[DATA PROVIDED]
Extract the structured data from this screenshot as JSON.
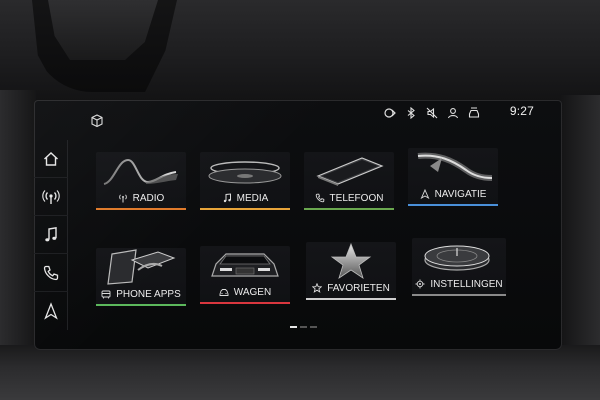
{
  "status_bar": {
    "time": "9:27",
    "icons": [
      "navigation-status-icon",
      "bluetooth-icon",
      "mute-icon",
      "user-icon",
      "car-data-icon"
    ]
  },
  "sidebar": {
    "items": [
      {
        "name": "home",
        "icon": "home-icon"
      },
      {
        "name": "radio",
        "icon": "radio-antenna-icon"
      },
      {
        "name": "media",
        "icon": "music-note-icon"
      },
      {
        "name": "phone",
        "icon": "phone-icon"
      },
      {
        "name": "navigation",
        "icon": "navigation-arrow-icon"
      }
    ]
  },
  "tiles": [
    {
      "label": "RADIO",
      "icon": "radio-antenna-icon",
      "accent": "#e07a2a"
    },
    {
      "label": "MEDIA",
      "icon": "music-note-icon",
      "accent": "#e8a53a"
    },
    {
      "label": "TELEFOON",
      "icon": "phone-icon",
      "accent": "#6aa84f"
    },
    {
      "label": "NAVIGATIE",
      "icon": "navigation-arrow-icon",
      "accent": "#4a90d9"
    },
    {
      "label": "PHONE APPS",
      "icon": "phone-apps-icon",
      "accent": "#5cb85c"
    },
    {
      "label": "WAGEN",
      "icon": "car-icon",
      "accent": "#d9363e"
    },
    {
      "label": "FAVORIETEN",
      "icon": "star-icon",
      "accent": "#cfcfcf"
    },
    {
      "label": "INSTELLINGEN",
      "icon": "gear-icon",
      "accent": "#8a8a8a"
    }
  ],
  "pagination": {
    "pages": 3,
    "active": 1
  }
}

[WHAT TO PRODUCE] Reproduce all of the data exactly, omitting each picture it holds.

[OUTPUT BELOW]
Extract the structured data from this screenshot as JSON.
{
  "status_bar": {
    "time": "9:27",
    "icons": [
      "navigation-status-icon",
      "bluetooth-icon",
      "mute-icon",
      "user-icon",
      "car-data-icon"
    ]
  },
  "sidebar": {
    "items": [
      {
        "name": "home",
        "icon": "home-icon"
      },
      {
        "name": "radio",
        "icon": "radio-antenna-icon"
      },
      {
        "name": "media",
        "icon": "music-note-icon"
      },
      {
        "name": "phone",
        "icon": "phone-icon"
      },
      {
        "name": "navigation",
        "icon": "navigation-arrow-icon"
      }
    ]
  },
  "tiles": [
    {
      "label": "RADIO",
      "icon": "radio-antenna-icon",
      "accent": "#e07a2a"
    },
    {
      "label": "MEDIA",
      "icon": "music-note-icon",
      "accent": "#e8a53a"
    },
    {
      "label": "TELEFOON",
      "icon": "phone-icon",
      "accent": "#6aa84f"
    },
    {
      "label": "NAVIGATIE",
      "icon": "navigation-arrow-icon",
      "accent": "#4a90d9"
    },
    {
      "label": "PHONE APPS",
      "icon": "phone-apps-icon",
      "accent": "#5cb85c"
    },
    {
      "label": "WAGEN",
      "icon": "car-icon",
      "accent": "#d9363e"
    },
    {
      "label": "FAVORIETEN",
      "icon": "star-icon",
      "accent": "#cfcfcf"
    },
    {
      "label": "INSTELLINGEN",
      "icon": "gear-icon",
      "accent": "#8a8a8a"
    }
  ],
  "pagination": {
    "pages": 3,
    "active": 1
  }
}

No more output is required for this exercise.